**To do:** Retype each entry below, keeping every character the same.

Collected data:
** BEGIN **

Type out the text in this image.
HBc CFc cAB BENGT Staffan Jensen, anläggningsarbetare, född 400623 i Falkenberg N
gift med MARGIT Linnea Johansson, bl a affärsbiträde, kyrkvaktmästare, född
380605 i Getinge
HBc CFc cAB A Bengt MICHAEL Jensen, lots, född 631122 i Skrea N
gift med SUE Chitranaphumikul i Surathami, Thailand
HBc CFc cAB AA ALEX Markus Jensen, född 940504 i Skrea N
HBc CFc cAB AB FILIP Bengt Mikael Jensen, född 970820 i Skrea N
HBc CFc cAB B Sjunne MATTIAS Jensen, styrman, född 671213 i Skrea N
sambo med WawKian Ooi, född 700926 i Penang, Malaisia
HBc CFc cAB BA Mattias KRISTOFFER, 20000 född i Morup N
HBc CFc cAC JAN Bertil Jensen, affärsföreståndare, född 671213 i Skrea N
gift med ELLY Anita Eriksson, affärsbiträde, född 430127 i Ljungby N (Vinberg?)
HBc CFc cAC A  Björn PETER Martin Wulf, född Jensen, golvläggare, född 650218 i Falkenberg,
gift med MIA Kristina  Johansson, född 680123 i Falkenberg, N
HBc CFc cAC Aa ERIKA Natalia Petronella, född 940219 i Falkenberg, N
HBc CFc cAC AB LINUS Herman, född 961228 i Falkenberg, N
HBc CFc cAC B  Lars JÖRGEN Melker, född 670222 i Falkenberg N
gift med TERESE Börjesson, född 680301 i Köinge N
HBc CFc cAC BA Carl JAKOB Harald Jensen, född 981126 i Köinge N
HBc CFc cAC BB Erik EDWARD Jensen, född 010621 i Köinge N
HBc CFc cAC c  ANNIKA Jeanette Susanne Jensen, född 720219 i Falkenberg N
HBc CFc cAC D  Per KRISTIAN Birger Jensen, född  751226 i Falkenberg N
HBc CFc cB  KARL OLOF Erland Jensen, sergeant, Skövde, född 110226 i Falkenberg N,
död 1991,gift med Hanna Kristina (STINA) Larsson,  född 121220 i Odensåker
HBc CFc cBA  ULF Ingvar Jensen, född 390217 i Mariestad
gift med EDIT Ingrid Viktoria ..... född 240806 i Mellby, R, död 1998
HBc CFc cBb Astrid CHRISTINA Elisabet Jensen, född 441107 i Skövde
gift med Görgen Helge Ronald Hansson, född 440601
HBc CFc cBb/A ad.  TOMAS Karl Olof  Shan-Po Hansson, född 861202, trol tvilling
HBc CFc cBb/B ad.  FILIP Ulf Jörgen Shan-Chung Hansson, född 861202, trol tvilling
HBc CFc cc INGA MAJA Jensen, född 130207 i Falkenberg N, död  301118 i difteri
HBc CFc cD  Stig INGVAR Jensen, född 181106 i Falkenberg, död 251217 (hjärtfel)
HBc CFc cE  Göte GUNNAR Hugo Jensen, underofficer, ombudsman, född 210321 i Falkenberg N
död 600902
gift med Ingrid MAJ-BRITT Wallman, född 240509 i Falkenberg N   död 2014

** END **

**Output of the exercise:**
Type out the text in this image.
HBc CFc cAB BENGT Staffan Jensen, anläggningsarbetare, född 400623 i Falkenberg N
gift med MARGIT Linnea Johansson, bl a affärsbiträde, kyrkvaktmästare, född
380605 i Getinge
HBc CFc cAB A Bengt MICHAEL Jensen, lots, född 631122 i Skrea N
gift med SUE Chitranaphumikul i Surathami, Thailand
HBc CFc cAB AA ALEX Markus Jensen, född 940504 i Skrea N
HBc CFc cAB AB FILIP Bengt Mikael Jensen, född 970820 i Skrea N
HBc CFc cAB B Sjunne MATTIAS Jensen, styrman, född 671213 i Skrea N
sambo med WawKian Ooi, född 700926 i Penang, Malaisia
HBc CFc cAB BA Mattias KRISTOFFER, 20000 född i Morup N
HBc CFc cAC JAN Bertil Jensen, affärsföreståndare, född 671213 i Skrea N
gift med ELLY Anita Eriksson, affärsbiträde, född 430127 i Ljungby N (Vinberg?)
HBc CFc cAC A  Björn PETER Martin Wulf, född Jensen, golvläggare, född 650218 i Falkenberg,
gift med MIA Kristina  Johansson, född 680123 i Falkenberg, N
HBc CFc cAC Aa ERIKA Natalia Petronella, född 940219 i Falkenberg, N
HBc CFc cAC AB LINUS Herman, född 961228 i Falkenberg, N
HBc CFc cAC B  Lars JÖRGEN Melker, född 670222 i Falkenberg N
gift med TERESE Börjesson, född 680301 i Köinge N
HBc CFc cAC BA Carl JAKOB Harald Jensen, född 981126 i Köinge N
HBc CFc cAC BB Erik EDWARD Jensen, född 010621 i Köinge N
HBc CFc cAC c  ANNIKA Jeanette Susanne Jensen, född 720219 i Falkenberg N
HBc CFc cAC D  Per KRISTIAN Birger Jensen, född  751226 i Falkenberg N
HBc CFc cB  KARL OLOF Erland Jensen, sergeant, Skövde, född 110226 i Falkenberg N,
död 1991,gift med Hanna Kristina (STINA) Larsson,  född 121220 i Odensåker
HBc CFc cBA  ULF Ingvar Jensen, född 390217 i Mariestad
gift med EDIT Ingrid Viktoria ..... född 240806 i Mellby, R, död 1998
HBc CFc cBb Astrid CHRISTINA Elisabet Jensen, född 441107 i Skövde
gift med Görgen Helge Ronald Hansson, född 440601
HBc CFc cBb/A ad.  TOMAS Karl Olof  Shan-Po Hansson, född 861202, trol tvilling
HBc CFc cBb/B ad.  FILIP Ulf Jörgen Shan-Chung Hansson, född 861202, trol tvilling
HBc CFc cc INGA MAJA Jensen, född 130207 i Falkenberg N, död  301118 i difteri
HBc CFc cD  Stig INGVAR Jensen, född 181106 i Falkenberg, död 251217 (hjärtfel)
HBc CFc cE  Göte GUNNAR Hugo Jensen, underofficer, ombudsman, född 210321 i Falkenberg N
död 600902
gift med Ingrid MAJ-BRITT Wallman, född 240509 i Falkenberg N   död 2014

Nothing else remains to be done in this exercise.